Dataset items

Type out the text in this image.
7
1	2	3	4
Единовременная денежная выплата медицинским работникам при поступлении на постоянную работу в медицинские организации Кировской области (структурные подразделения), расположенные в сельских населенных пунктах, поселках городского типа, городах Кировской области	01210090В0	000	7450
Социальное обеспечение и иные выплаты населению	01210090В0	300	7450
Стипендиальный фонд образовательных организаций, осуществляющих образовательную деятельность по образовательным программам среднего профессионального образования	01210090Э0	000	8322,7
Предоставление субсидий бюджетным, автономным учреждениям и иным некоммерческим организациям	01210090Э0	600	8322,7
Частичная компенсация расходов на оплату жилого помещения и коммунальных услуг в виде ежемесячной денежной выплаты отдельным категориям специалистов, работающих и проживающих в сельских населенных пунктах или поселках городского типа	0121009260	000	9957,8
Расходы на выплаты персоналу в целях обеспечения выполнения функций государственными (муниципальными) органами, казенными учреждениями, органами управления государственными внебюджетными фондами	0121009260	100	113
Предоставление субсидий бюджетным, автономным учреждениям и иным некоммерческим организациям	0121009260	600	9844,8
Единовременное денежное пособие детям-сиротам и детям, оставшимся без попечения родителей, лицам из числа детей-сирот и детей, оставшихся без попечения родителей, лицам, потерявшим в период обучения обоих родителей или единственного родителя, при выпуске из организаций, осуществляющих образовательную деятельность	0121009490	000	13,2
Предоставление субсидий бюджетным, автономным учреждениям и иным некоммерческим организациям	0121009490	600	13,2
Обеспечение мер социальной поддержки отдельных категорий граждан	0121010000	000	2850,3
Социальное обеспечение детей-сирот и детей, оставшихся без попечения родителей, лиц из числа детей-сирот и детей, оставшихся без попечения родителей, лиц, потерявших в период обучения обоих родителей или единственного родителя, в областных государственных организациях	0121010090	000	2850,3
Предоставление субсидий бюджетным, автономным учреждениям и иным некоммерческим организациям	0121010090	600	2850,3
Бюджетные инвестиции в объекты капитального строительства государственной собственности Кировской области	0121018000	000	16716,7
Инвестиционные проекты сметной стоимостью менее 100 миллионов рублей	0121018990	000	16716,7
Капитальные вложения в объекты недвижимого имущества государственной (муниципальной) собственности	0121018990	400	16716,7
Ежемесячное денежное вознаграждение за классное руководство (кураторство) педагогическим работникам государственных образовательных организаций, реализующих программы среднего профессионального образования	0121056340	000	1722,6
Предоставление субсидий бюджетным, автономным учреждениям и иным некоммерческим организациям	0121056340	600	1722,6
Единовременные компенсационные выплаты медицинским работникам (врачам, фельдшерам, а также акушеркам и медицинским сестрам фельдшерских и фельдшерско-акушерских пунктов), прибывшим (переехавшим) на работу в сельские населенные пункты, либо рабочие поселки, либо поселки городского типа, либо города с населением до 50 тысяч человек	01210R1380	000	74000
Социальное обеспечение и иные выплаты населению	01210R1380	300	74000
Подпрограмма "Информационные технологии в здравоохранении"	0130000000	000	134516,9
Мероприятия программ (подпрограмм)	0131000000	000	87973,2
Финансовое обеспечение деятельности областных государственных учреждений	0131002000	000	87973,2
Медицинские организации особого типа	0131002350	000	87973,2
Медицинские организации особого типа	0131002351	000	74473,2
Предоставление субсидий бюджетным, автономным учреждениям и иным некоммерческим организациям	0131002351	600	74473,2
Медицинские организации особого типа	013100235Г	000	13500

### [Exercise description]
Please output the entire listing exactly as it stands.

### [Answer in full]
Type out the text in this image.
7
1	2	3	4
Единовременная денежная выплата медицинским работникам при поступлении на постоянную работу в медицинские организации Кировской области (структурные подразделения), расположенные в сельских населенных пунктах, поселках городского типа, городах Кировской области	01210090В0	000	7450
Социальное обеспечение и иные выплаты населению	01210090В0	300	7450
Стипендиальный фонд образовательных организаций, осуществляющих образовательную деятельность по образовательным программам среднего профессионального образования	01210090Э0	000	8322,7
Предоставление субсидий бюджетным, автономным учреждениям и иным некоммерческим организациям	01210090Э0	600	8322,7
Частичная компенсация расходов на оплату жилого помещения и коммунальных услуг в виде ежемесячной денежной выплаты отдельным категориям специалистов, работающих и проживающих в сельских населенных пунктах или поселках городского типа	0121009260	000	9957,8
Расходы на выплаты персоналу в целях обеспечения выполнения функций государственными (муниципальными) органами, казенными учреждениями, органами управления государственными внебюджетными фондами	0121009260	100	113
Предоставление субсидий бюджетным, автономным учреждениям и иным некоммерческим организациям	0121009260	600	9844,8
Единовременное денежное пособие детям-сиротам и детям, оставшимся без попечения родителей, лицам из числа детей-сирот и детей, оставшихся без попечения родителей, лицам, потерявшим в период обучения обоих родителей или единственного родителя, при выпуске из организаций, осуществляющих образовательную деятельность	0121009490	000	13,2
Предоставление субсидий бюджетным, автономным учреждениям и иным некоммерческим организациям	0121009490	600	13,2
Обеспечение мер социальной поддержки отдельных категорий граждан	0121010000	000	2850,3
Социальное обеспечение детей-сирот и детей, оставшихся без попечения родителей, лиц из числа детей-сирот и детей, оставшихся без попечения родителей, лиц, потерявших в период обучения обоих родителей или единственного родителя, в областных государственных организациях	0121010090	000	2850,3
Предоставление субсидий бюджетным, автономным учреждениям и иным некоммерческим организациям	0121010090	600	2850,3
Бюджетные инвестиции в объекты капитального строительства государственной собственности Кировской области	0121018000	000	16716,7
Инвестиционные проекты сметной стоимостью менее 100 миллионов рублей	0121018990	000	16716,7
Капитальные вложения в объекты недвижимого имущества государственной (муниципальной) собственности	0121018990	400	16716,7
Ежемесячное денежное вознаграждение за классное руководство (кураторство) педагогическим работникам государственных образовательных организаций, реализующих программы среднего профессионального образования	0121056340	000	1722,6
Предоставление субсидий бюджетным, автономным учреждениям и иным некоммерческим организациям	0121056340	600	1722,6
Единовременные компенсационные выплаты медицинским работникам (врачам, фельдшерам, а также акушеркам и медицинским сестрам фельдшерских и фельдшерско-акушерских пунктов), прибывшим (переехавшим) на работу в сельские населенные пункты, либо рабочие поселки, либо поселки городского типа, либо города с населением до 50 тысяч человек	01210R1380	000	74000
Социальное обеспечение и иные выплаты населению	01210R1380	300	74000
Подпрограмма "Информационные технологии в здравоохранении"	0130000000	000	134516,9
Мероприятия программ (подпрограмм)	0131000000	000	87973,2
Финансовое обеспечение деятельности областных государственных учреждений	0131002000	000	87973,2
Медицинские организации особого типа	0131002350	000	87973,2
Медицинские организации особого типа	0131002351	000	74473,2
Предоставление субсидий бюджетным, автономным учреждениям и иным некоммерческим организациям	0131002351	600	74473,2
Медицинские организации особого типа	013100235Г	000	13500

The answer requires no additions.